[Saved data entries]
══════

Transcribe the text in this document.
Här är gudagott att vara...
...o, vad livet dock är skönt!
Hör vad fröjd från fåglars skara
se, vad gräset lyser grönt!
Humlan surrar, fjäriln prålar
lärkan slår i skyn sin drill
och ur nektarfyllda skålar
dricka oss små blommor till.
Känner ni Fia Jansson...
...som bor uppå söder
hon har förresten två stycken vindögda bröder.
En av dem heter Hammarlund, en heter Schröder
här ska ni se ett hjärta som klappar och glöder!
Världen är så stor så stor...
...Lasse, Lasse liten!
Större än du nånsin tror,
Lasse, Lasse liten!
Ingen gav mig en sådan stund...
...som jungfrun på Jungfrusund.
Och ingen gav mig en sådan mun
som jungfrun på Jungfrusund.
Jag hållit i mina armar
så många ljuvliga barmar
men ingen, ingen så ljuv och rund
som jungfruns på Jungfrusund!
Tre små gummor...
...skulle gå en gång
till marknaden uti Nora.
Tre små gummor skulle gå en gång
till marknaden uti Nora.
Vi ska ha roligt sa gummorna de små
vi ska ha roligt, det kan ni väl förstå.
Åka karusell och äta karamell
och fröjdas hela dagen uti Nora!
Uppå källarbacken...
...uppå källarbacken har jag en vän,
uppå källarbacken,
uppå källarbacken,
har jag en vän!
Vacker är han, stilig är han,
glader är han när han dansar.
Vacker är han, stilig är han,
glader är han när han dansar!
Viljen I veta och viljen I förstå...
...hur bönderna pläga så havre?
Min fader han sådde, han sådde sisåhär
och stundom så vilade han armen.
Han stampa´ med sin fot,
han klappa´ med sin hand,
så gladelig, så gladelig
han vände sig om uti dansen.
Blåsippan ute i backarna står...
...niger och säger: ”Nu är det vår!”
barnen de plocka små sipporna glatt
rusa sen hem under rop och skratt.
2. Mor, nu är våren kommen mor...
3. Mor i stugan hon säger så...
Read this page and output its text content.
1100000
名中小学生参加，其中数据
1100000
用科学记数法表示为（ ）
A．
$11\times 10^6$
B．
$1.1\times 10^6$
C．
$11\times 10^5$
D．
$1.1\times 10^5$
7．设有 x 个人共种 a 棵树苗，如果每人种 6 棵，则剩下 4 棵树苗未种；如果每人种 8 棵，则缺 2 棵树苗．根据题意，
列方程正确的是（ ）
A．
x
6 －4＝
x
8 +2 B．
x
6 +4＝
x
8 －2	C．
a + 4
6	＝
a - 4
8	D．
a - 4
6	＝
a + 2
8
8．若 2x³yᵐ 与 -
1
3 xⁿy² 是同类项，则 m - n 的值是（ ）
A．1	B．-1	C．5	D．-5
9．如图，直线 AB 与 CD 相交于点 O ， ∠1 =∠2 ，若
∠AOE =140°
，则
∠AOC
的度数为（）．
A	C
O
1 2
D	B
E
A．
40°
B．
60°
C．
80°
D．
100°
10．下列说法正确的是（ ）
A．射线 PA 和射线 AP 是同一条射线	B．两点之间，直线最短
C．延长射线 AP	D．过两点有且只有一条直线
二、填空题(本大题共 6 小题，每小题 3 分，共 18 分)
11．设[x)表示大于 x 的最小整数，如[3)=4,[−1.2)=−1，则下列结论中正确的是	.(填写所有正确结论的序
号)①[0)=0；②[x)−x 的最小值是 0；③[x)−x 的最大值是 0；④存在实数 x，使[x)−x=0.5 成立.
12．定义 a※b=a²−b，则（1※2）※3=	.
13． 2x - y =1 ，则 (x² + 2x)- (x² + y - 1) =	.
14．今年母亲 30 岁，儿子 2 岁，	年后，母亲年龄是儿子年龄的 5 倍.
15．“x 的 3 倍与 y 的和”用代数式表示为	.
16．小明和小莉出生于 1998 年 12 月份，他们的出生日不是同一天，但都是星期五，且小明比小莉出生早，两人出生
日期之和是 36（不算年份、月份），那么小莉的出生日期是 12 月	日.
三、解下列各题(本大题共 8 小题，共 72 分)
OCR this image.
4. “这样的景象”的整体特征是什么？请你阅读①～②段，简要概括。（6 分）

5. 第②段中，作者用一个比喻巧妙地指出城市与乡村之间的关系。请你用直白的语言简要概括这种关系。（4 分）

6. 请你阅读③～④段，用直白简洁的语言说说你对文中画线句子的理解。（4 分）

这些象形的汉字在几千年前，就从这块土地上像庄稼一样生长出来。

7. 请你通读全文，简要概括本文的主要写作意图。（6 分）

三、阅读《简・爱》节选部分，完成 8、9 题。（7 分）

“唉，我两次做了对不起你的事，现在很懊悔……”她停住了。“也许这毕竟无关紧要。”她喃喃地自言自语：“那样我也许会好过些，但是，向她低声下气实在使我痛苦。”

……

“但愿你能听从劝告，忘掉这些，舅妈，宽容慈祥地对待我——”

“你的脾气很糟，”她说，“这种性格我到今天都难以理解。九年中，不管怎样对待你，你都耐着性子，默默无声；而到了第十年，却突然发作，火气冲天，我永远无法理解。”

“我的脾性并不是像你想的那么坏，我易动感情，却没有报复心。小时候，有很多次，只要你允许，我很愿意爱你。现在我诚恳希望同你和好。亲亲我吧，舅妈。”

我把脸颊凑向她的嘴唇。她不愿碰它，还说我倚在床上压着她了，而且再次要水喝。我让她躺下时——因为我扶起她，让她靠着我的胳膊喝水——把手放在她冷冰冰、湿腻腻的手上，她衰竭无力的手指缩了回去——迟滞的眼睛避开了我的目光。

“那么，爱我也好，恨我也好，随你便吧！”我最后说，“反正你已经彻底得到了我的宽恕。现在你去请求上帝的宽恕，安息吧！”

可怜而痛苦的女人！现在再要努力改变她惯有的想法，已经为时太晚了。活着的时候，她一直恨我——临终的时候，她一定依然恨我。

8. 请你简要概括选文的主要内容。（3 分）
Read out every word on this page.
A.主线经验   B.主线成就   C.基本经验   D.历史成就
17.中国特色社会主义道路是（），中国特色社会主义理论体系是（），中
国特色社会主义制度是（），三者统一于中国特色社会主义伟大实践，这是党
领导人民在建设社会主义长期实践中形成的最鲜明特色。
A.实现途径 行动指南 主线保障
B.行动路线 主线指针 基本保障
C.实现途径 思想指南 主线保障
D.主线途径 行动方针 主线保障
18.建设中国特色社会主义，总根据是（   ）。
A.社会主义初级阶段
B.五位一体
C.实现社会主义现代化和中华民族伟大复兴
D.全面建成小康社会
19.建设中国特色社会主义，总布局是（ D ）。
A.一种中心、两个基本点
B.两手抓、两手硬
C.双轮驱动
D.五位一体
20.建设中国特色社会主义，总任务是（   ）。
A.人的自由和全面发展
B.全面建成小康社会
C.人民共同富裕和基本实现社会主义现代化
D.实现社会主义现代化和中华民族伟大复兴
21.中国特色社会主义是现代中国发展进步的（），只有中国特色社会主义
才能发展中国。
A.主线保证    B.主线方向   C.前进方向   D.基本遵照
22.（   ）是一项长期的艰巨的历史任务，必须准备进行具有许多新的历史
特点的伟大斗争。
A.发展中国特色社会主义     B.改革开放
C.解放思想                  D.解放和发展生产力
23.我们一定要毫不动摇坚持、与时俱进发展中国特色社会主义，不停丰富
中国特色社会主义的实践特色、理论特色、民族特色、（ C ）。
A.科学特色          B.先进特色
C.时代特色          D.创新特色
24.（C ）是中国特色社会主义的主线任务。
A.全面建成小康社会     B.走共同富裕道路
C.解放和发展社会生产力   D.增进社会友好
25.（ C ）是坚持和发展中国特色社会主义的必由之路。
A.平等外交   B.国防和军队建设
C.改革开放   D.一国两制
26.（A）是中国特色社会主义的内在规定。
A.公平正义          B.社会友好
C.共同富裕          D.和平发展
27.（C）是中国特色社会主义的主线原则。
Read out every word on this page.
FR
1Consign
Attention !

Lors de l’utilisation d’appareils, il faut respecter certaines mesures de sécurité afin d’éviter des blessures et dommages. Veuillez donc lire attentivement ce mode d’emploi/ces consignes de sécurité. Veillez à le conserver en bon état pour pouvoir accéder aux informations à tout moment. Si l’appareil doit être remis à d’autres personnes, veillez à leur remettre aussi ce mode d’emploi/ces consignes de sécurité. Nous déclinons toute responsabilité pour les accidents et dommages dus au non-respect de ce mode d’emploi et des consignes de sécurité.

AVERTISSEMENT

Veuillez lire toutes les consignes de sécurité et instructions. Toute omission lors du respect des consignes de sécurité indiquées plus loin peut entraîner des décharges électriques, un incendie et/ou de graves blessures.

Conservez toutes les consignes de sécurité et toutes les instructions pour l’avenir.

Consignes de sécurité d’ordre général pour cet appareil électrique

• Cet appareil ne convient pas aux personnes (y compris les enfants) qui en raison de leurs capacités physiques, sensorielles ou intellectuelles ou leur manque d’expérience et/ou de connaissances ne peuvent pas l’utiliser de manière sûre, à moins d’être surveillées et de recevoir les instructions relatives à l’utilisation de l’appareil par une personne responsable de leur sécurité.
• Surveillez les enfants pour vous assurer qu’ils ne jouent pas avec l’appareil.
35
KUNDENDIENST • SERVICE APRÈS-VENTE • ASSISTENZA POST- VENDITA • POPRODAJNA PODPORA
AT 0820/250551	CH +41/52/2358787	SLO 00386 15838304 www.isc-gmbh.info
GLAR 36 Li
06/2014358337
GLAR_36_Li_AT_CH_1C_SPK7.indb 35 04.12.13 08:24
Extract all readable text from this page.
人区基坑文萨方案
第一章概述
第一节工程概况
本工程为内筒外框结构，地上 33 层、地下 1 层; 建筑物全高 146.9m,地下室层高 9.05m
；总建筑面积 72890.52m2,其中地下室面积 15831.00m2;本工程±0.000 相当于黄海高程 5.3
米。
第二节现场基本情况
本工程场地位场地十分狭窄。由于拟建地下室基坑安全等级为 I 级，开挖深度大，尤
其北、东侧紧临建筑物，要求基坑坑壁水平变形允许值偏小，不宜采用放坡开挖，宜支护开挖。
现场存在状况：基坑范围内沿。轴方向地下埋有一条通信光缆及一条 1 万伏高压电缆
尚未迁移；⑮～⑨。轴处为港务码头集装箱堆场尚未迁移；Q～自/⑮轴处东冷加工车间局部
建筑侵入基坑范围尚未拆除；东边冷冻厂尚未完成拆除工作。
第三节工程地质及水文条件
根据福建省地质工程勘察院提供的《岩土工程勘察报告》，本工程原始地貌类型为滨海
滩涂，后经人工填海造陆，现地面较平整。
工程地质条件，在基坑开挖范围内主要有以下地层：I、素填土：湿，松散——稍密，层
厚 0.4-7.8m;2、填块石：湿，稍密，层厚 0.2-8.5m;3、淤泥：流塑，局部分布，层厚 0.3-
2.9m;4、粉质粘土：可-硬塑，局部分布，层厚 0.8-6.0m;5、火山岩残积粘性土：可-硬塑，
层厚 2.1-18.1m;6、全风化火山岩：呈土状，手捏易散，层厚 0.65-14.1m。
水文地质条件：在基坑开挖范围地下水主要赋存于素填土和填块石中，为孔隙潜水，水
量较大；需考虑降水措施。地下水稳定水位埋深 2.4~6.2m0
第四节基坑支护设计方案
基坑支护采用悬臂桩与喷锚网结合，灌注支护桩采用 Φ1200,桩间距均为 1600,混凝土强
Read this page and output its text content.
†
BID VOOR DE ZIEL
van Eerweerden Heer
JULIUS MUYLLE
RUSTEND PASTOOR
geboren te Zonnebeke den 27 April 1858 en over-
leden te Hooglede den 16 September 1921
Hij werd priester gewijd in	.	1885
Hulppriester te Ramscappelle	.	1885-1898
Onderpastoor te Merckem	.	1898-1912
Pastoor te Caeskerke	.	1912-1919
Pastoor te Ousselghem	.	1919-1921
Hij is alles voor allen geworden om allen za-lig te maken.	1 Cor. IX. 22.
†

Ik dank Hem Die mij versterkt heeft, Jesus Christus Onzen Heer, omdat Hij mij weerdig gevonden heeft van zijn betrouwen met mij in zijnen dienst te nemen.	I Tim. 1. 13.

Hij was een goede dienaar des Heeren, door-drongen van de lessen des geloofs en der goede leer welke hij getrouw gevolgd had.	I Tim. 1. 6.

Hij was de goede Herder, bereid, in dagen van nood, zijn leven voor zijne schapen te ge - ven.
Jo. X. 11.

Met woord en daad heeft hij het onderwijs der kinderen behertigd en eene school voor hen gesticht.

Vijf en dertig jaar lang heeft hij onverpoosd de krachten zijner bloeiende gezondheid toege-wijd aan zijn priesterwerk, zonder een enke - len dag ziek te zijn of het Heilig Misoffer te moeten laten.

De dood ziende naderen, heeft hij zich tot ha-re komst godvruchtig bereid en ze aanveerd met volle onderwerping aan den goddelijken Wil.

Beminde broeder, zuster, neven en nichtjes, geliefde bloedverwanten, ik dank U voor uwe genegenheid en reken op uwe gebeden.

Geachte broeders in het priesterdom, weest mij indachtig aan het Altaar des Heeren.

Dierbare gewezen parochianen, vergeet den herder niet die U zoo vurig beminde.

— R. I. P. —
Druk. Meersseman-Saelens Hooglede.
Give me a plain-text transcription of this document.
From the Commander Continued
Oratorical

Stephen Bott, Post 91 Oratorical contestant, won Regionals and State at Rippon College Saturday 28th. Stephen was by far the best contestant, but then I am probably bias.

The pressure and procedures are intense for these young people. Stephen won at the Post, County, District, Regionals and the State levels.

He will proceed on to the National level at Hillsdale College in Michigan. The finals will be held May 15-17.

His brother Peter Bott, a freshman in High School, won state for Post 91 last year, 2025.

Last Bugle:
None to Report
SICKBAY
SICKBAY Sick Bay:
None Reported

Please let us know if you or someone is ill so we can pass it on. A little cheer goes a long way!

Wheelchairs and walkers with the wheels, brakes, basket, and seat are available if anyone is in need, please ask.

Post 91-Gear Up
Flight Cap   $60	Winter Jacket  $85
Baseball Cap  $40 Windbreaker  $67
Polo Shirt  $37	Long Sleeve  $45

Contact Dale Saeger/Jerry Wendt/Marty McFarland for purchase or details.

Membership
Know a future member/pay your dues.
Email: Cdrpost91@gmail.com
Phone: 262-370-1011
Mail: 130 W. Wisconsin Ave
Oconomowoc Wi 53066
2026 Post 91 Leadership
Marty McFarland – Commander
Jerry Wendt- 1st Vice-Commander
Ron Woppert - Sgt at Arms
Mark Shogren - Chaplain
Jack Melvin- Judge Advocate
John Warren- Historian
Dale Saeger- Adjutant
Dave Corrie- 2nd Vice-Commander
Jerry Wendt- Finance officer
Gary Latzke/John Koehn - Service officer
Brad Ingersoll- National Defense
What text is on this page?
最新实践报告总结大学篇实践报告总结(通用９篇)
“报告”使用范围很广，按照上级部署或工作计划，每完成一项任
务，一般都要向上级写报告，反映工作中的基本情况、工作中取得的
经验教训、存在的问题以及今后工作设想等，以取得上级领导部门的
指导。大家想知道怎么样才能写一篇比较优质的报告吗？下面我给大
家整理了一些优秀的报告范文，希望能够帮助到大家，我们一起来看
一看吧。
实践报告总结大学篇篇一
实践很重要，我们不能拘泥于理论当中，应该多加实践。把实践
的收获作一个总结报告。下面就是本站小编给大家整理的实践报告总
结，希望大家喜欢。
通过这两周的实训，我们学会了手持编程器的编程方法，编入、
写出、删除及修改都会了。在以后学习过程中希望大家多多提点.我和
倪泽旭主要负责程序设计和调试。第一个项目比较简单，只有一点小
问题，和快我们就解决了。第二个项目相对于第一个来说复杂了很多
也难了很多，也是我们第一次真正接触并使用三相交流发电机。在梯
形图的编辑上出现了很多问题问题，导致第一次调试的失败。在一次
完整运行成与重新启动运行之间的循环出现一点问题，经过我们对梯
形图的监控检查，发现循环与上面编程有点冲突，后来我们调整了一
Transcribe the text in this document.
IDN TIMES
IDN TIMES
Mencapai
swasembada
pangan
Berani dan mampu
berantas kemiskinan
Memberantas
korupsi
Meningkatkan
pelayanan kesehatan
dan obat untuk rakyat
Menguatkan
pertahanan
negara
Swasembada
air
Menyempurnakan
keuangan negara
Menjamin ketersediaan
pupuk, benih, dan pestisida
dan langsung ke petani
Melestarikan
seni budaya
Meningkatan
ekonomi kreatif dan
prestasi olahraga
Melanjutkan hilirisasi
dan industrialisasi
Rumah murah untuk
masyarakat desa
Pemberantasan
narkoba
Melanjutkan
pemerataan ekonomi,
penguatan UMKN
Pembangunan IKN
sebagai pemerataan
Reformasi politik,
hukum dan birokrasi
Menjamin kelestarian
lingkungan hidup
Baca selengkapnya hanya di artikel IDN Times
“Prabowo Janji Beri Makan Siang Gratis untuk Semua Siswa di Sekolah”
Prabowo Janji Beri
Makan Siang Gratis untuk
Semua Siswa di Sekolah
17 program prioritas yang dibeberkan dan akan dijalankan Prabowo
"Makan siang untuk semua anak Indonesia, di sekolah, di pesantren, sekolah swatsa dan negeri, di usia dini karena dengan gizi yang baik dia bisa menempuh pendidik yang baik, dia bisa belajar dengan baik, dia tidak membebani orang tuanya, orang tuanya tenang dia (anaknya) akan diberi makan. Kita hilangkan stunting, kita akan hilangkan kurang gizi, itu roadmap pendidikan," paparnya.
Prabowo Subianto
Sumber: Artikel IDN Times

══════

_Problem_
Copy each line in the data that holds the word "Hooglede".

_Solution to the exercise_
leden te Hooglede den 16 September 1921
Druk. Meersseman-Saelens Hooglede.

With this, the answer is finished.